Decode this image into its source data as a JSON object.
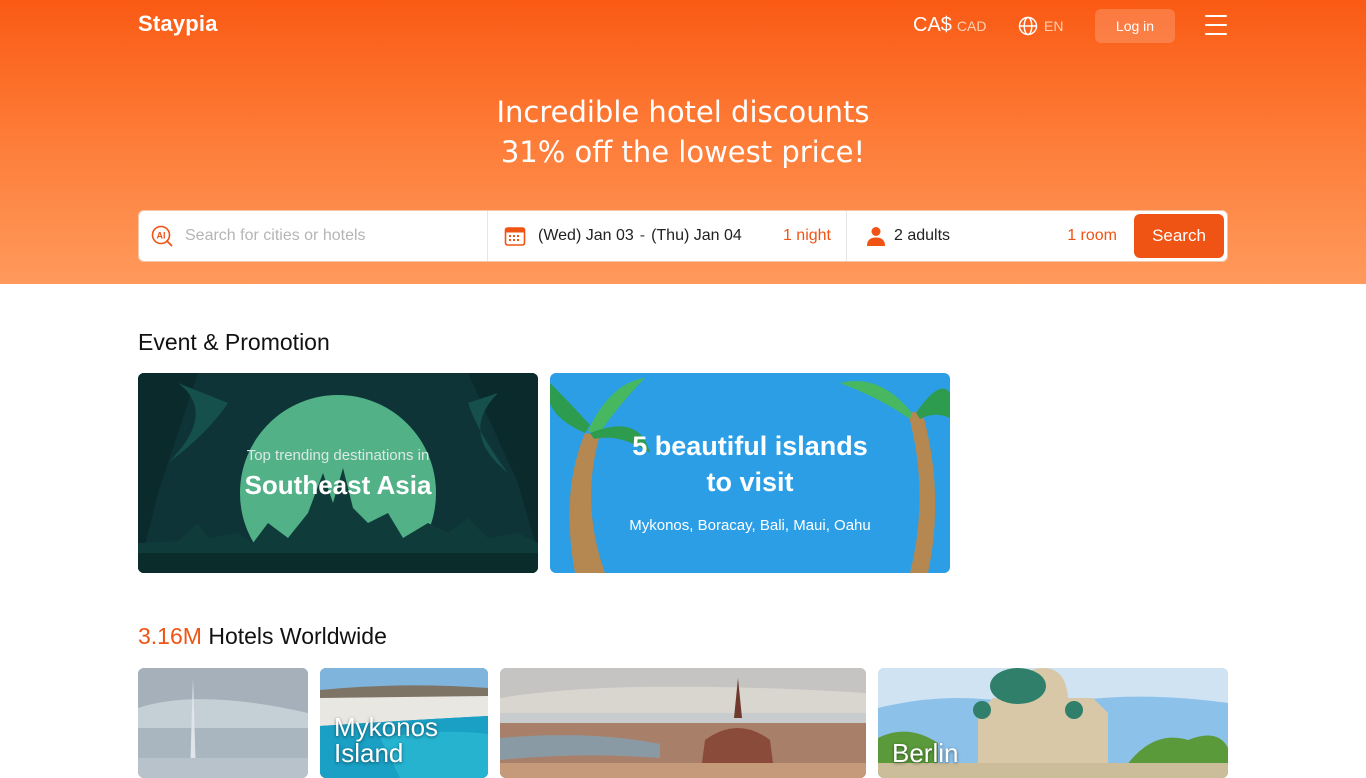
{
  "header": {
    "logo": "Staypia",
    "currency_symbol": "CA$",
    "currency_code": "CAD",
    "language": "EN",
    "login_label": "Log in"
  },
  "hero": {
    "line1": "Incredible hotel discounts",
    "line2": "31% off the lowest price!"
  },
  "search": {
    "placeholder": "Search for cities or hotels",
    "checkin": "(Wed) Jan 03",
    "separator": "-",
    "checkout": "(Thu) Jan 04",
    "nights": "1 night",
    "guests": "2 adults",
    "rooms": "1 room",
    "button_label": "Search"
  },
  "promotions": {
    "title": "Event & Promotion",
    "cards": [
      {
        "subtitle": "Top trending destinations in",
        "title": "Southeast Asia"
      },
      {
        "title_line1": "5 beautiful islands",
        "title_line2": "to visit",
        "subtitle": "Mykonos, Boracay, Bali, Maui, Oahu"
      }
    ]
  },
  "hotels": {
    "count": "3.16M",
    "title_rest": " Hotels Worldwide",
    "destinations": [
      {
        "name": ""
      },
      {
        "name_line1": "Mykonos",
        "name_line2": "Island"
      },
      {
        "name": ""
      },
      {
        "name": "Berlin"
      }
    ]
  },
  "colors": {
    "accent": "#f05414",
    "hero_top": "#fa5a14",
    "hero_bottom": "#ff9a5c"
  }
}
● ● ● ● ● ● ●
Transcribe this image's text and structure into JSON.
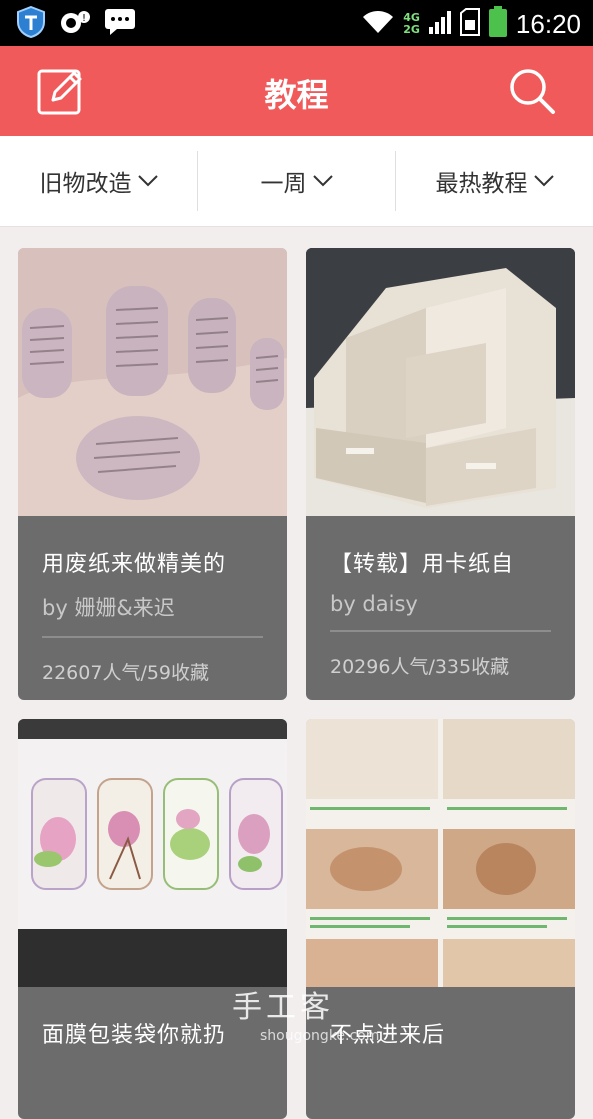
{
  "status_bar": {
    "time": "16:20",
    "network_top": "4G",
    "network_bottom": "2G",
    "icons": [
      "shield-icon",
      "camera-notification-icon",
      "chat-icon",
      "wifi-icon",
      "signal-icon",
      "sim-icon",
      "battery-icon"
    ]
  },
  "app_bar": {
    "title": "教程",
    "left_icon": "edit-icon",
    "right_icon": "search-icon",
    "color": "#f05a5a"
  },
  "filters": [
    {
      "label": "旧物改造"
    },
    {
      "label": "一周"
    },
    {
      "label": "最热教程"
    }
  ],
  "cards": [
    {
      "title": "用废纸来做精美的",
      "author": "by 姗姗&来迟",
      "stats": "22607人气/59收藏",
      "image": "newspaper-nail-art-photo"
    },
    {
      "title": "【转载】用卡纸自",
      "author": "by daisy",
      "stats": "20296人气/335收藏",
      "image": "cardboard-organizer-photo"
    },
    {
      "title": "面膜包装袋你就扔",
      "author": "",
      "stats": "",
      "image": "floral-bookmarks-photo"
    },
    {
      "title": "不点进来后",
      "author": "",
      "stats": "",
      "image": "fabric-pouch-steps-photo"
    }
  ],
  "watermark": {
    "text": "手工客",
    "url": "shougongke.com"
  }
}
● ● ● ● ● ● ●
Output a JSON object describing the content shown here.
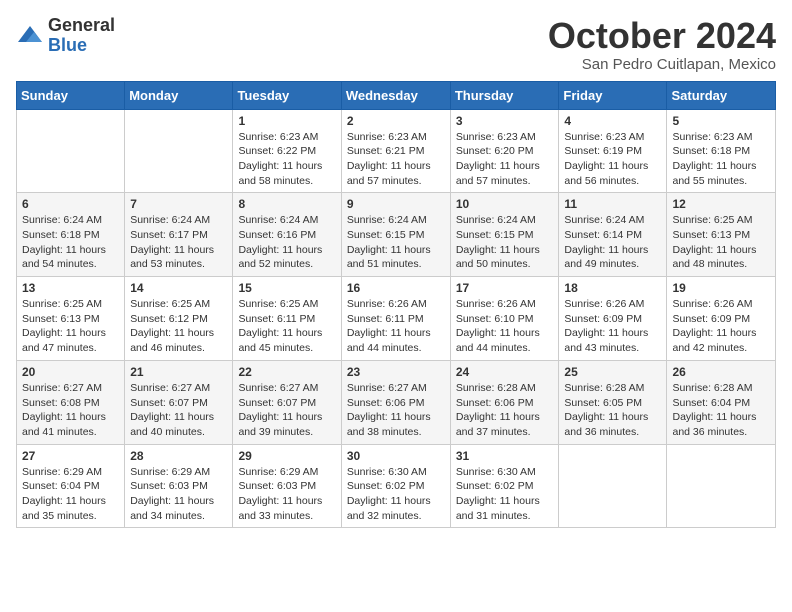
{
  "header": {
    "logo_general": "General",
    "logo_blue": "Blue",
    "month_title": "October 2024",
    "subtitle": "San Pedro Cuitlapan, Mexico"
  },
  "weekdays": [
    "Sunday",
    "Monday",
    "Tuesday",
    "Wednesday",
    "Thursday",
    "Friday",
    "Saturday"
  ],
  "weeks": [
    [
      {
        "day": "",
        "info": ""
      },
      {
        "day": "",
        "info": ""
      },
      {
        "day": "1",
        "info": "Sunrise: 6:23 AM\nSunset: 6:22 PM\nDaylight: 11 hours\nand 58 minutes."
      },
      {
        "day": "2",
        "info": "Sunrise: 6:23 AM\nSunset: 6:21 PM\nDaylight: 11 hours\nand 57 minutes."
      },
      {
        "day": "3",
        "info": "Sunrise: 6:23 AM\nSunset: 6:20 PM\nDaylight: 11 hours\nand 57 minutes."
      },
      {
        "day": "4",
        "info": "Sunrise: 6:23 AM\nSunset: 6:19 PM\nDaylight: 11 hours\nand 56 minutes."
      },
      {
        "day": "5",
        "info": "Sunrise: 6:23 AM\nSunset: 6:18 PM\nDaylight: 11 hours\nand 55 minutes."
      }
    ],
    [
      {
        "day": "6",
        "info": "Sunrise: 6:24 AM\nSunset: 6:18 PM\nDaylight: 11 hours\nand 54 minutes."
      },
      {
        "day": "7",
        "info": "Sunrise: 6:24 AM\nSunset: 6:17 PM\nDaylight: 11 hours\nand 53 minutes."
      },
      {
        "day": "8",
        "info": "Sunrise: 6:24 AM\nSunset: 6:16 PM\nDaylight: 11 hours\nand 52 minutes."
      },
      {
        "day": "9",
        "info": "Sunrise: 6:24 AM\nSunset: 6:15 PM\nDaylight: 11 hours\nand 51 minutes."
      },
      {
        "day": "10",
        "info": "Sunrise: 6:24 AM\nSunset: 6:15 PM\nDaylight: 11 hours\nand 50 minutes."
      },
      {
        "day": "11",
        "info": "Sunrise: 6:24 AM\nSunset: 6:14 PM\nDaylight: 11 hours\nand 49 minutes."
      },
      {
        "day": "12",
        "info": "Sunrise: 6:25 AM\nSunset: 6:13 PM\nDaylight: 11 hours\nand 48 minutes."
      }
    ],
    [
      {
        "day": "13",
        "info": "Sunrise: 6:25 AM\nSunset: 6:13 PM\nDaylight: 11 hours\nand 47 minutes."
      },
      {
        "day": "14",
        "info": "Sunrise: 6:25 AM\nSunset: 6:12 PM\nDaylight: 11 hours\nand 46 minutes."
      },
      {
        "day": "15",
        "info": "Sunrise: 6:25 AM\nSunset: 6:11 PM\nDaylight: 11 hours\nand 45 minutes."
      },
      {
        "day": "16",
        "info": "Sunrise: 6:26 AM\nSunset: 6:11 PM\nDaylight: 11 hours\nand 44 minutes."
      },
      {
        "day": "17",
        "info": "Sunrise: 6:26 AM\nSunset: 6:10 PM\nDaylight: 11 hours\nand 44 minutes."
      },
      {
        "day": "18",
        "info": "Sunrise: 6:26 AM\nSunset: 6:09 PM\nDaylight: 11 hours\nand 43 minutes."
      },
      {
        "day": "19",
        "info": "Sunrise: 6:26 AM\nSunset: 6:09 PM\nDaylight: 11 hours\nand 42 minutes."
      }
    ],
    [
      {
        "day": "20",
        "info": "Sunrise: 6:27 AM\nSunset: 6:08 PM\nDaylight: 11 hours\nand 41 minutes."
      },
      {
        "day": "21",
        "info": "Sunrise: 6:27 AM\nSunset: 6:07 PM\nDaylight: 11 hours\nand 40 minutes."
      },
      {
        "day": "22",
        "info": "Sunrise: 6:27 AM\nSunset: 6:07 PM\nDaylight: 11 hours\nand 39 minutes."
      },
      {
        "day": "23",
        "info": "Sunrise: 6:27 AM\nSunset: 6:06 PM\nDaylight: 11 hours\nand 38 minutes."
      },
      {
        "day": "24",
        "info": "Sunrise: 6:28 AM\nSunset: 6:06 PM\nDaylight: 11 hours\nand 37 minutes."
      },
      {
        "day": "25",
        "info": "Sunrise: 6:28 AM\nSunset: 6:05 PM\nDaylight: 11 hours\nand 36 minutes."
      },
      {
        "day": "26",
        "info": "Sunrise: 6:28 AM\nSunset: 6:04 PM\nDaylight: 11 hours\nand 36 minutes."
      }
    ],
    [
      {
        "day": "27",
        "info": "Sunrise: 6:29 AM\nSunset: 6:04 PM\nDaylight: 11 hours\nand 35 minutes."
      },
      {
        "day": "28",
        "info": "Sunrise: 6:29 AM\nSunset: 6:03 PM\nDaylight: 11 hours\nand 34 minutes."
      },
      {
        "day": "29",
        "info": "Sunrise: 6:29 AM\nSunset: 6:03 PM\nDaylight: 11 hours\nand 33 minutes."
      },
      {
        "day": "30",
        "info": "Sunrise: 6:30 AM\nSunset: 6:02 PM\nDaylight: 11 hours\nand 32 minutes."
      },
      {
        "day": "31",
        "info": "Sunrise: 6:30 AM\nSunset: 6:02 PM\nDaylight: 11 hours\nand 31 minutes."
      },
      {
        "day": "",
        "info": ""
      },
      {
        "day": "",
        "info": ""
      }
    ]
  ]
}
● ● ● ● ● ● ●
▶ _Direction_: Reproduce each line of the entries in which the word "into" is found.

▶ _Final result_:
Decode this image into its source data as a JSON object.
Transcribe this image's text and structure into JSON.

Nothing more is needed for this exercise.